_WORK INSTRUCTIONS_. Reproduce the listing word for word, leaving every picture behind.

══════════════════════════════

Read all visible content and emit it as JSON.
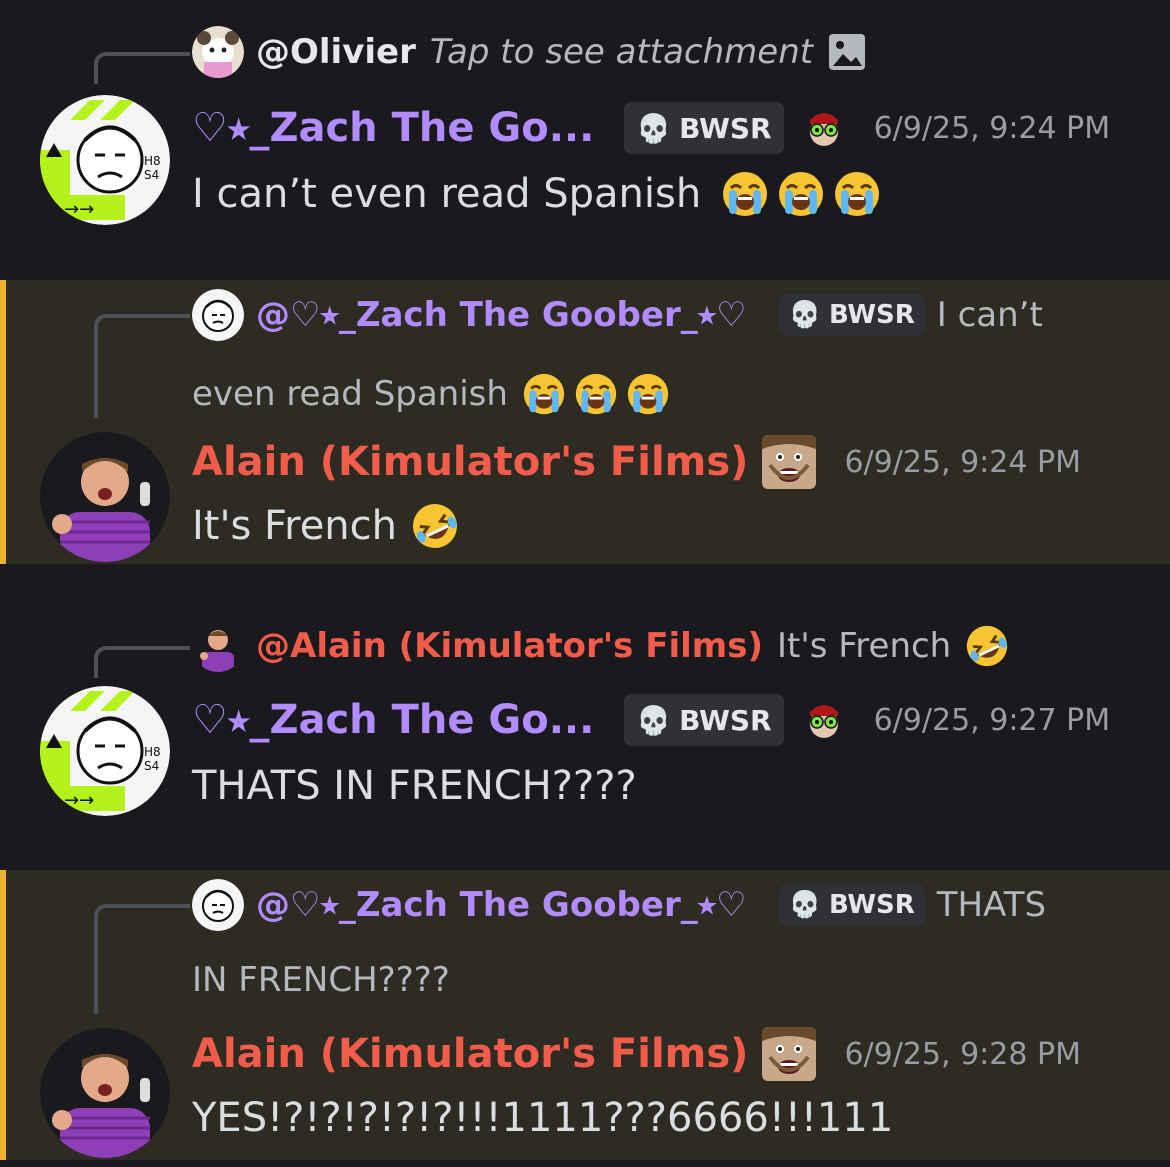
{
  "messages": [
    {
      "reply": {
        "name": "@Olivier",
        "text": "Tap to see attachment"
      },
      "author": "♡⭒_Zach The Go...",
      "tag": "BWSR",
      "timestamp": "6/9/25, 9:24 PM",
      "content": "I can’t even read Spanish",
      "emoji": "loudly-crying-face ×3"
    },
    {
      "reply": {
        "name": "@♡⭒_Zach The Goober_⭒♡",
        "tag": "BWSR",
        "text_line1": "I can’t",
        "text_line2": "even read Spanish"
      },
      "author": "Alain (Kimulator's Films)",
      "timestamp": "6/9/25, 9:24 PM",
      "content": "It's French",
      "emoji": "rolling-on-floor-laughing"
    },
    {
      "reply": {
        "name": "@Alain (Kimulator's Films)",
        "text": "It's French"
      },
      "author": "♡⭒_Zach The Go...",
      "tag": "BWSR",
      "timestamp": "6/9/25, 9:27 PM",
      "content": "THATS IN FRENCH????"
    },
    {
      "reply": {
        "name": "@♡⭒_Zach The Goober_⭒♡",
        "tag": "BWSR",
        "text_line1": "THATS",
        "text_line2": "IN FRENCH????"
      },
      "author": "Alain (Kimulator's Films)",
      "timestamp": "6/9/25, 9:28 PM",
      "content": "YES!?!?!?!?!?!!!1111???6666!!!111"
    }
  ],
  "colors": {
    "zach": "#b28cff",
    "alain": "#f25c4a",
    "mention_bar": "#f0b232",
    "mention_bg": "#2e2b23",
    "bg": "#1a1a1e"
  }
}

══════════════════════════════

_RESPONSE_.
Read all visible content and emit it as JSON.
{
  "messages": [
    {
      "reply": {
        "name": "@Olivier",
        "text": "Tap to see attachment"
      },
      "author": "♡⭒_Zach The Go...",
      "tag": "BWSR",
      "timestamp": "6/9/25, 9:24 PM",
      "content": "I can’t even read Spanish",
      "emoji": "loudly-crying-face ×3"
    },
    {
      "reply": {
        "name": "@♡⭒_Zach The Goober_⭒♡",
        "tag": "BWSR",
        "text_line1": "I can’t",
        "text_line2": "even read Spanish"
      },
      "author": "Alain (Kimulator's Films)",
      "timestamp": "6/9/25, 9:24 PM",
      "content": "It's French",
      "emoji": "rolling-on-floor-laughing"
    },
    {
      "reply": {
        "name": "@Alain (Kimulator's Films)",
        "text": "It's French"
      },
      "author": "♡⭒_Zach The Go...",
      "tag": "BWSR",
      "timestamp": "6/9/25, 9:27 PM",
      "content": "THATS IN FRENCH????"
    },
    {
      "reply": {
        "name": "@♡⭒_Zach The Goober_⭒♡",
        "tag": "BWSR",
        "text_line1": "THATS",
        "text_line2": "IN FRENCH????"
      },
      "author": "Alain (Kimulator's Films)",
      "timestamp": "6/9/25, 9:28 PM",
      "content": "YES!?!?!?!?!?!!!1111???6666!!!111"
    }
  ],
  "colors": {
    "zach": "#b28cff",
    "alain": "#f25c4a",
    "mention_bar": "#f0b232",
    "mention_bg": "#2e2b23",
    "bg": "#1a1a1e"
  }
}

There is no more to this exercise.